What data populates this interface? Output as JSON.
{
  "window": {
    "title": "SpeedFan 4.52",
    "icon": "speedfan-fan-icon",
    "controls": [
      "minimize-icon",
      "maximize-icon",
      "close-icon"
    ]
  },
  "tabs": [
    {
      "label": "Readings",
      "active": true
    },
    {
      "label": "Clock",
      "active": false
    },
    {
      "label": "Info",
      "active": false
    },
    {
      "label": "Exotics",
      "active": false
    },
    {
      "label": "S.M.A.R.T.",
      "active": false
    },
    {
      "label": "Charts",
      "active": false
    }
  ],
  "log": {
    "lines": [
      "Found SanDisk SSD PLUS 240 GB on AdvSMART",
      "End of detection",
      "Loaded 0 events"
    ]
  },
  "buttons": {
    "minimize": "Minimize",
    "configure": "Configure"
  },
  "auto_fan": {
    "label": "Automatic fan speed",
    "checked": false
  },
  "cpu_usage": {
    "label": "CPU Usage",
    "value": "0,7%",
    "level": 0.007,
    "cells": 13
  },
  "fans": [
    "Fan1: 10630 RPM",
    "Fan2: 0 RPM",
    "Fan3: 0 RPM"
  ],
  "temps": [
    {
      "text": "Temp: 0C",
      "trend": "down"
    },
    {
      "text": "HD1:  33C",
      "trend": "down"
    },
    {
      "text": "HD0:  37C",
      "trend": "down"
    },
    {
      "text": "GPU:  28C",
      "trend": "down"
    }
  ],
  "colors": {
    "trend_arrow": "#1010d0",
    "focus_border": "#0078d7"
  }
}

########################################

DESCRIPTION OF THE TASK:
All entries shown above should be printed again exactly.

OUTPUT OF THE TASK:
What data populates this interface? Output as JSON.
{
  "window": {
    "title": "SpeedFan 4.52",
    "icon": "speedfan-fan-icon",
    "controls": [
      "minimize-icon",
      "maximize-icon",
      "close-icon"
    ]
  },
  "tabs": [
    {
      "label": "Readings",
      "active": true
    },
    {
      "label": "Clock",
      "active": false
    },
    {
      "label": "Info",
      "active": false
    },
    {
      "label": "Exotics",
      "active": false
    },
    {
      "label": "S.M.A.R.T.",
      "active": false
    },
    {
      "label": "Charts",
      "active": false
    }
  ],
  "log": {
    "lines": [
      "Found SanDisk SSD PLUS 240 GB on AdvSMART",
      "End of detection",
      "Loaded 0 events"
    ]
  },
  "buttons": {
    "minimize": "Minimize",
    "configure": "Configure"
  },
  "auto_fan": {
    "label": "Automatic fan speed",
    "checked": false
  },
  "cpu_usage": {
    "label": "CPU Usage",
    "value": "0,7%",
    "level": 0.007,
    "cells": 13
  },
  "fans": [
    "Fan1: 10630 RPM",
    "Fan2: 0 RPM",
    "Fan3: 0 RPM"
  ],
  "temps": [
    {
      "text": "Temp: 0C",
      "trend": "down"
    },
    {
      "text": "HD1:  33C",
      "trend": "down"
    },
    {
      "text": "HD0:  37C",
      "trend": "down"
    },
    {
      "text": "GPU:  28C",
      "trend": "down"
    }
  ],
  "colors": {
    "trend_arrow": "#1010d0",
    "focus_border": "#0078d7"
  }
}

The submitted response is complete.